====== Input data ======
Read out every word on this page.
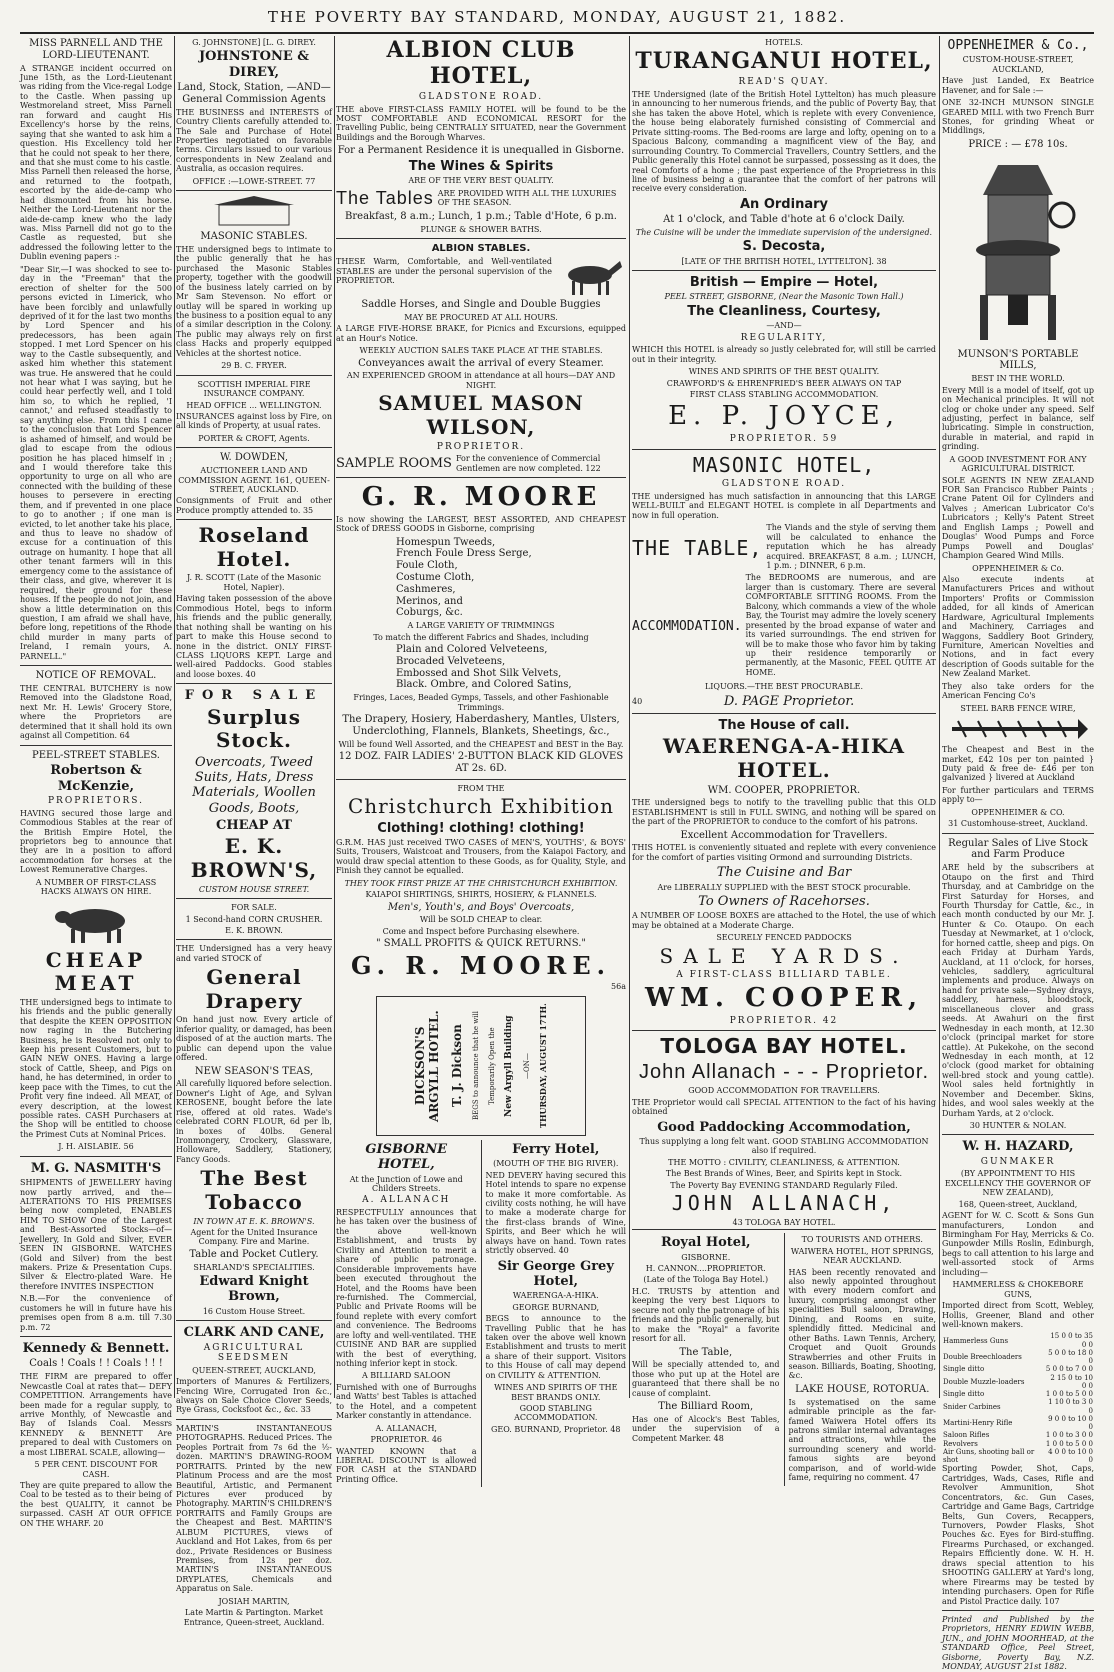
THE POVERTY BAY STANDARD, MONDAY, AUGUST 21, 1882.
MISS PARNELL AND THE LORD-LIEUTENANT.

A STRANGE incident occurred on June 15th, as the Lord-Lieutenant was riding from the Vice-regal Lodge to the Castle. When passing up Westmoreland street, Miss Parnell ran forward and caught His Excellency's horse by the reins, saying that she wanted to ask him a question. His Excellency told her that he could not speak to her there, and that she must come to his castle. Miss Parnell then released the horse, and returned to the footpath, escorted by the aide-de-camp who had dismounted from his horse. Neither the Lord-Lieutenant nor the aide-de-camp knew who the lady was. Miss Parnell did not go to the Castle as requested, but she addressed the following letter to the Dublin evening papers :-

"Dear Sir,—I was shocked to see to-day in the "Freeman" that the erection of shelter for the 500 persons evicted in Limerick, who have been forcibly and unlawfully deprived of it for the last two months by Lord Spencer and his predecessors, has been again stopped. I met Lord Spencer on his way to the Castle subsequently, and asked him whether this statement was true. He answered that he could not hear what I was saying, but he could hear perfectly well, and I told him so, to which he replied, 'I cannot,' and refused steadfastly to say anything else. From this I came to the conclusion that Lord Spencer is ashamed of himself, and would be glad to escape from the odious position he has placed himself in ; and I would therefore take this opportunity to urge on all who are connected with the building of these houses to persevere in erecting them, and if prevented in one place to go to another ; if one man is evicted, to let another take his place, and thus to leave no shadow of excuse for a continuation of this outrage on humanity. I hope that all other tenant farmers will in this emergency come to the assistance of their class, and give, wherever it is required, their ground for these houses. If the people do not join, and show a little determination on this question, I am afraid we shall have, before long, repetitions of the Rhode child murder in many parts of Ireland, I remain yours, A. PARNELL."

NOTICE OF REMOVAL.

THE CENTRAL BUTCHERY is now Removed into the Gladstone Road, next Mr. H. Lewis' Grocery Store, where the Proprietors are determined that it shall hold its own against all Competition. 64

PEEL-STREET STABLES.
Robertson & McKenzie,
PROPRIETORS.

HAVING secured those large and Commodious Stables at the rear of the British Empire Hotel, the proprietors beg to announce that they are in a position to afford accommodation for horses at the Lowest Remunerative Charges.

A NUMBER OF FIRST-CLASS HACKS ALWAYS ON HIRE.
CHEAP MEAT

THE undersigned begs to intimate to his friends and the public generally that despite the KEEN OPPOSITION now raging in the Butchering Business, he is Resolved not only to keep his present Customers, but to GAIN NEW ONES. Having a large stock of Cattle, Sheep, and Pigs on hand, he has determined, in order to keep pace with the Times, to cut the Profit very fine indeed. All MEAT, of every description, at the lowest possible rates. CASH Purchasers at the Shop will be entitled to choose the Primest Cuts at Nominal Prices.

J. H. AISLABIE. 56
M. G. NASMITH'S

SHIPMENTS of JEWELLERY having now partly arrived, and the— ALTERATIONS TO HIS PREMISES being now completed, ENABLES HIM TO SHOW One of the Largest and Best-Assorted Stocks—of—Jewellery, In Gold and Silver, EVER SEEN IN GISBORNE. WATCHES (Gold and Silver) from the best makers. Prize & Presentation Cups. Silver & Electro-plated Ware. He therefore INVITES INSPECTION

N.B.—For the convenience of customers he will in future have his premises open from 8 a.m. till 7.30 p.m. 72

Kennedy & Bennett.
Coals ! Coals ! ! Coals ! ! !

THE FIRM are prepared to offer Newcastle Coal at rates that— DEFY COMPETITION. Arrangements have been made for a regular supply, to arrive Monthly, of Newcastle and Bay of Islands Coal. Messrs KENNEDY & BENNETT Are prepared to deal with Customers on a most LIBERAL SCALE, allowing—

5 PER CENT. DISCOUNT FOR CASH.

They are quite prepared to allow the Coal to be tested as to their being of the best QUALITY, it cannot be surpassed. CASH AT OUR OFFICE ON THE WHARF. 20

G. JOHNSTONE] [L. G. DIREY.
JOHNSTONE & DIREY,
Land, Stock, Station, —AND— General Commission Agents

THE BUSINESS and INTERESTS of Country Clients carefully attended to. The Sale and Purchase of Hotel Properties negotiated on favorable terms. Circulars issued to our various correspondents in New Zealand and Australia, as occasion requires.

OFFICE :—LOWE-STREET. 77
MASONIC STABLES.

THE undersigned begs to intimate to the public generally that he has purchased the Masonic Stables property, together with the goodwill of the business lately carried on by Mr Sam Stevenson. No effort or outlay will be spared in working up the business to a position equal to any of a similar description in the Colony. The public may always rely on first class Hacks and properly equipped Vehicles at the shortest notice.

29 B. C. FRYER.
SCOTTISH IMPERIAL FIRE INSURANCE COMPANY.
HEAD OFFICE ... WELLINGTON.

INSURANCES against loss by Fire, on all kinds of Property, at usual rates.

PORTER & CROFT, Agents.
W. DOWDEN,
AUCTIONEER LAND AND COMMISSION AGENT. 161, QUEEN-STREET, AUCKLAND.

Consignments of Fruit and other Produce promptly attended to. 35

Roseland Hotel.
J. R. SCOTT (Late of the Masonic Hotel, Napier).

Having taken possession of the above Commodious Hotel, begs to inform his friends and the public generally, that nothing shall be wanting on his part to make this House second to none in the district. ONLY FIRST-CLASS LIQUORS KEPT. Large and well-aired Paddocks. Good stables and loose boxes. 40

FOR SALE
Surplus Stock.
Overcoats, Tweed Suits, Hats, Dress Materials, Woollen Goods, Boots,
CHEAP AT
E. K. BROWN'S,
CUSTOM HOUSE STREET.
FOR SALE.
1 Second-hand CORN CRUSHER.
E. K. BROWN.

THE Undersigned has a very heavy and varied STOCK of

General Drapery

On hand just now. Every article of inferior quality, or damaged, has been disposed of at the auction marts. The public can depend upon the value offered.

NEW SEASON'S TEAS,

All carefully liquored before selection. Downer's Light of Age, and Sylvan KEROSENE, bought before the late rise, offered at old rates. Wade's celebrated CORN FLOUR, 6d per lb, in boxes of 40lbs. General Ironmongery, Crockery, Glassware, Holloware, Saddlery, Stationery, Fancy Goods.

The Best Tobacco
IN TOWN AT E. K. BROWN'S.
Agent for the United Insurance Company. Fire and Marine.
Table and Pocket Cutlery.
SHARLAND'S SPECIALITIES.
Edward Knight Brown,
16 Custom House Street.
CLARK AND CANE,
AGRICULTURAL SEEDSMEN
QUEEN-STREET, AUCKLAND,

Importers of Manures & Fertilizers, Fencing Wire, Corrugated Iron &c., always on Sale Choice Clover Seeds, Rye Grass, Cocksfoot &c., &c. 33

MARTIN'S INSTANTANEOUS PHOTOGRAPHS. Reduced Prices. The Peoples Portrait from 7s 6d the ½-dozen. MARTIN'S DRAWING-ROOM PORTRAITS. Printed by the new Platinum Process and are the most Beautiful, Artistic, and Permanent Pictures ever produced by Photography. MARTIN'S CHILDREN'S PORTRAITS and Family Groups are the Cheapest and Best. MARTIN'S ALBUM PICTURES, views of Auckland and Hot Lakes, from 6s per doz., Private Residences or Business Premises, from 12s per doz. MARTIN'S INSTANTANEOUS DRYPLATES, Chemicals and Apparatus on Sale.

JOSIAH MARTIN,
Late Martin & Partington. Market Entrance, Queen-street, Auckland.
ALBION CLUB HOTEL,
GLADSTONE ROAD.

THE above FIRST-CLASS FAMILY HOTEL will be found to be the MOST COMFORTABLE AND ECONOMICAL RESORT for the Travelling Public, being CENTRALLY SITUATED, near the Government Buildings and the Borough Wharves.

For a Permanent Residence it is unequalled in Gisborne.
The Wines & Spirits
ARE OF THE VERY BEST QUALITY.
The Tables ARE PROVIDED WITH ALL THE LUXURIES OF THE SEASON.
Breakfast, 8 a.m.; Lunch, 1 p.m.; Table d'Hote, 6 p.m.
PLUNGE & SHOWER BATHS.
ALBION STABLES.

THESE Warm, Comfortable, and Well-ventilated STABLES are under the personal supervision of the PROPRIETOR.

Saddle Horses, and Single and Double Buggies
MAY BE PROCURED AT ALL HOURS.

A LARGE FIVE-HORSE BRAKE, for Picnics and Excursions, equipped at an Hour's Notice.

WEEKLY AUCTION SALES TAKE PLACE AT THE STABLES.
Conveyances await the arrival of every Steamer.
AN EXPERIENCED GROOM in attendance at all hours—DAY AND NIGHT.
SAMUEL MASON WILSON,
PROPRIETOR.
SAMPLE ROOMS For the convenience of Commercial Gentlemen are now completed. 122
G. R. MOORE

Is now showing the LARGEST, BEST ASSORTED, AND CHEAPEST Stock of DRESS GOODS in Gisborne, comprising

Homespun Tweeds,
French Foule Dress Serge,
Foule Cloth,
Costume Cloth,
Cashmeres,
Merinos, and
Coburgs, &c.
A LARGE VARIETY OF TRIMMINGS
To match the different Fabrics and Shades, including
Plain and Colored Velveteens,
Brocaded Velveteens,
Embossed and Shot Silk Velvets,
Black. Ombre, and Colored Satins,
Fringes, Laces, Beaded Gymps, Tassels, and other Fashionable Trimmings.
The Drapery, Hosiery, Haberdashery, Mantles, Ulsters, Underclothing, Flannels, Blankets, Sheetings, &c.,
Will be found Well Assorted, and the CHEAPEST and BEST in the Bay.
12 DOZ. FAIR LADIES' 2-BUTTON BLACK KID GLOVES AT 2s. 6D.
FROM THE
Christchurch Exhibition
Clothing! clothing! clothing!

G.R.M. HAS just received TWO CASES of MEN'S, YOUTHS', & BOYS' Suits, Trousers, Waistcoat and Trousers, from the Kaiapoi Factory, and would draw special attention to these Goods, as for Quality, Style, and Finish they cannot be equalled.

THEY TOOK FIRST PRIZE AT THE CHRISTCHURCH EXHIBITION.
KAIAPOI SHIRTINGS, SHIRTS, HOSIERY, & FLANNELS.
Men's, Youth's, and Boys' Overcoats,
Will be SOLD CHEAP to clear.
Come and Inspect before Purchasing elsewhere.
" SMALL PROFITS & QUICK RETURNS."
G. R. MOORE.
56a
DICKSON'S ARGYLL HOTEL. T. J. Dickson BEGS to announce that he will Temporarily Open the New Argyll Building —ON— THURSDAY, AUGUST 17TH.
GISBORNE HOTEL,
At the Junction of Lowe and Childers Streets.
A. ALLANACH

RESPECTFULLY announces that he has taken over the business of the above well-known Establishment, and trusts by Civility and Attention to merit a share of public patronage. Considerable improvements have been executed throughout the Hotel, and the Rooms have been re-furnished. The Commercial, Public and Private Rooms will be found replete with every comfort and convenience. The Bedrooms are lofty and well-ventilated. THE CUISINE AND BAR are supplied with the best of everything, nothing inferior kept in stock.

A BILLIARD SALOON

Furnished with one of Burroughs and Watts' best Tables is attached to the Hotel, and a competent Marker constantly in attendance.

A. ALLANACH,
PROPRIETOR. 46

WANTED KNOWN that a LIBERAL DISCOUNT is allowed FOR CASH at the STANDARD Printing Office.

Ferry Hotel,
(MOUTH OF THE BIG RIVER).

NED DEVERY having secured this Hotel intends to spare no expense to make it more comfortable. As civility costs nothing, he will have to make a moderate charge for the first-class brands of Wine, Spirits, and Beer which he will always have on hand. Town rates strictly observed. 40

Sir George Grey Hotel,
WAERENGA-A-HIKA.
GEORGE BURNAND,

BEGS to announce to the Travelling Public that he has taken over the above well known Establishment and trusts to merit a share of their support. Visitors to this House of call may depend on CIVILITY & ATTENTION.

WINES AND SPIRITS OF THE BEST BRANDS ONLY.
GOOD STABLING ACCOMMODATION.
GEO. BURNAND, Proprietor. 48
HOTELS.
TURANGANUI HOTEL,
READ'S QUAY.

THE Undersigned (late of the British Hotel Lyttelton) has much pleasure in announcing to her numerous friends, and the public of Poverty Bay, that she has taken the above Hotel, which is replete with every Convenience, the house being elaborately furnished consisting of Commercial and Private sitting-rooms. The Bed-rooms are large and lofty, opening on to a Spacious Balcony, commanding a magnificent view of the Bay, and surrounding Country. To Commercial Travellers, Country Settlers, and the Public generally this Hotel cannot be surpassed, possessing as it does, the real Comforts of a home ; the past experience of the Proprietress in this line of business being a guarantee that the comfort of her patrons will receive every consideration.

An Ordinary
At 1 o'clock, and Table d'hote at 6 o'clock Daily.
The Cuisine will be under the immediate supervision of the undersigned.
S. Decosta,
[LATE OF THE BRITISH HOTEL, LYTTELTON]. 38
British — Empire — Hotel,
PEEL STREET, GISBORNE, (Near the Masonic Town Hall.)
The Cleanliness, Courtesy,
—AND—
REGULARITY,

WHICH this HOTEL is already so justly celebrated for, will still be carried out in their integrity.

WINES AND SPIRITS OF THE BEST QUALITY.
CRAWFORD'S & EHRENFRIED'S BEER ALWAYS ON TAP
FIRST CLASS STABLING ACCOMMODATION.
E. P. JOYCE,
PROPRIETOR. 59
MASONIC HOTEL,
GLADSTONE ROAD.

THE undersigned has much satisfaction in announcing that this LARGE WELL-BUILT and ELEGANT HOTEL is complete in all Departments and now in full operation.

THE TABLE,

The Viands and the style of serving them will be calculated to enhance the reputation which he has already acquired. BREAKFAST, 8 a.m. ; LUNCH, 1 p.m. ; DINNER, 6 p.m.

ACCOMMODATION.

The BEDROOMS are numerous, and are larger than is customary. There are several COMFORTABLE SITTING ROOMS. From the Balcony, which commands a view of the whole Bay, the Tourist may admire the lovely scenery presented by the broad expanse of water and its varied surroundings. The end striven for will be to make those who favor him by taking up their residence temporarily or permanently, at the Masonic, FEEL QUITE AT HOME.

LIQUORS.—THE BEST PROCURABLE.
40	D. PAGE Proprietor.
The House of call.
WAERENGA-A-HIKA HOTEL.
WM. COOPER, PROPRIETOR.

THE undersigned begs to notify to the travelling public that this OLD ESTABLISHMENT is still in FULL SWING, and nothing will be spared on the part of the PROPRIETOR to conduce to the comfort of his patrons.

Excellent Accommodation for Travellers.

THIS HOTEL is conveniently situated and replete with every convenience for the comfort of parties visiting Ormond and surrounding Districts.

The Cuisine and Bar
Are LIBERALLY SUPPLIED with the BEST STOCK procurable.
To Owners of Racehorses.

A NUMBER OF LOOSE BOXES are attached to the Hotel, the use of which may be obtained at a Moderate Charge.

SECURELY FENCED PADDOCKS
SALE YARDS.
A FIRST-CLASS BILLIARD TABLE.
WM. COOPER,
PROPRIETOR. 42
TOLOGA BAY HOTEL.
John Allanach - - - Proprietor.
GOOD ACCOMMODATION FOR TRAVELLERS.

THE Proprietor would call SPECIAL ATTENTION to the fact of his having obtained

Good Paddocking Accommodation,
Thus supplying a long felt want. GOOD STABLING ACCOMMODATION also if required.
THE MOTTO : CIVILITY, CLEANLINESS, & ATTENTION.
The Best Brands of Wines, Beer, and Spirits kept in Stock.
The Poverty Bay EVENING STANDARD Regularly Filed.
JOHN ALLANACH,
43 TOLOGA BAY HOTEL.
Royal Hotel,
GISBORNE.
H. CANNON....PROPRIETOR.
(Late of the Tologa Bay Hotel.)

H.C. TRUSTS by attention and keeping the very best Liquors to secure not only the patronage of his friends and the public generally, but to make the "Royal" a favorite resort for all.

The Table,

Will be specially attended to, and those who put up at the Hotel are guaranteed that there shall be no cause of complaint.

The Billiard Room,

Has one of Alcock's Best Tables, under the supervision of a Competent Marker. 48

TO TOURISTS AND OTHERS.
WAIWERA HOTEL, HOT SPRINGS, NEAR AUCKLAND.

HAS been recently renovated and also newly appointed throughout with every modern comfort and luxury, comprising amongst other specialities Bull saloon, Drawing, Dining, and Rooms en suite, splendidly fitted. Medicinal and other Baths. Lawn Tennis, Archery, Croquet and Quoit Grounds Strawberries and other Fruits in season. Billiards, Boating, Shooting, &c.

LAKE HOUSE, ROTORUA.

Is systematised on the same admirable principle as the far-famed Waiwera Hotel offers its patrons similar internal advantages and attractions, while the surrounding scenery and world-famous sights are beyond comparison, and of world-wide fame, requiring no comment. 47

OPPENHEIMER & Co.,
CUSTOM-HOUSE-STREET, AUCKLAND,

Have just Landed, Ex Beatrice Havener, and for Sale :—

ONE 32-INCH MUNSON SINGLE GEARED MILL with two French Burr Stones, for grinding Wheat or Middlings,

PRICE : — £78 10s.
MUNSON'S PORTABLE MILLS,
BEST IN THE WORLD.

Every Mill is a model of itself, got up on Mechanical principles. It will not clog or choke under any speed. Self adjusting, perfect in balance, self lubricating. Simple in construction, durable in material, and rapid in grinding.

A GOOD INVESTMENT FOR ANY AGRICULTURAL DISTRICT.

SOLE AGENTS IN NEW ZEALAND FOR San Francisco Rubber Paints ; Crane Patent Oil for Cylinders and Valves ; American Lubricator Co's Lubricators ; Kelly's Patent Street and English Lamps ; Powell and Douglas' Wood Pumps and Force Pumps Powell and Douglas' Champion Geared Wind Mills.

OPPENHEIMER & Co.

Also execute indents at Manufacturers Prices and without Importers' Profits or Commission added, for all kinds of American Hardware, Agricultural Implements and Machinery, Carriages and Waggons, Saddlery Boot Grindery, Furniture, American Novelties and Notions, and in fact every description of Goods suitable for the New Zealand Market.

They also take orders for the American Fencing Co's

STEEL BARB FENCE WIRE,

The Cheapest and Best in the market, £42 10s per ton painted } Duty paid & free de- £46 per ton galvanized } livered at Auckland

For further particulars and TERMS apply to—

OPPENHEIMER & CO.
31 Customhouse-street, Auckland.
Regular Sales of Live Stock and Farm Produce

ARE held by the subscribers at Otaupo on the first and Third Thursday, and at Cambridge on the First Saturday for Horses, and Fourth Thursday for Cattle, &c., in each month conducted by our Mr. J. Hunter & Co. Otaupo. On each Tuesday at Newmarket, at 1 o'clock, for horned cattle, sheep and pigs. On each Friday at Durham Yards, Auckland, at 11 o'clock, for horses, vehicles, saddlery, agricultural implements and produce. Always on hand for private sale—Sydney drays, saddlery, harness, bloodstock, miscellaneous clover and grass seeds. At Awahuri on the first Wednesday in each month, at 12.30 o'clock (principal market for store cattle). At Pukekohe, on the second Wednesday in each month, at 12 o'clock (good market for obtaining well-bred stock and young cattle). Wool sales held fortnightly in November and December. Skins, hides, and wool sales weekly at the Durham Yards, at 2 o'clock.

30 HUNTER & NOLAN.
W. H. HAZARD,
GUNMAKER
(BY APPOINTMENT TO HIS EXCELLENCY THE GOVERNOR OF NEW ZEALAND),
168, Queen-street, Auckland,

AGENT for W. C. Scott & Sons Gun manufacturers, London and Birmingham For Hay, Merricks & Co. Gunpowder Mills Roslin, Edinburgh, begs to call attention to his large and well-assorted stock of Arms including—

HAMMERLESS & CHOKEBORE GUNS,

Imported direct from Scott, Webley, Hollis, Greener, Bland and other well-known makers.

Hammerless Guns	15 0 0 to 35 0 0
Double Breechloaders	5 0 0 to 18 0 0
Single ditto	5 0 0 to 7 0 0
Double Muzzle-loaders	2 15 0 to 10 0 0
Single ditto	1 0 0 to 5 0 0
Snider Carbines	1 10 0 to 3 0 0
Martini-Henry Rifle	9 0 0 to 10 0 0
Saloon Rifles	1 0 0 to 3 0 0
Revolvers	1 0 0 to 5 0 0
Air Guns, shooting ball or shot	4 0 0 to 10 0 0

Sporting Powder, Shot, Caps, Cartridges, Wads, Cases, Rifle and Revolver Ammunition, Shot Concentrators, &c. Gun Cases, Cartridge and Game Bags, Cartridge Belts, Gun Covers, Recappers, Turnovers, Powder Flasks, Shot Pouches &c. Eyes for Bird-stuffing. Firearms Purchased, or exchanged. Repairs Efficiently done. W. H. H. draws special attention to his SHOOTING GALLERY at Yard's long, where Firearms may be tested by intending purchasers. Open for Rifle and Pistol Practice daily. 107

Printed and Published by the Proprietors, HENRY EDWIN WEBB, JUN., and JOHN MOORHEAD, at the STANDARD Office, Peel Street, Gisborne, Poverty Bay, N.Z. MONDAY, AUGUST 21st 1882.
======
| Work instructions |
Some lines of the data may hold the word "Double". Say how many do, with nothing else.

| Response for this exercise |
3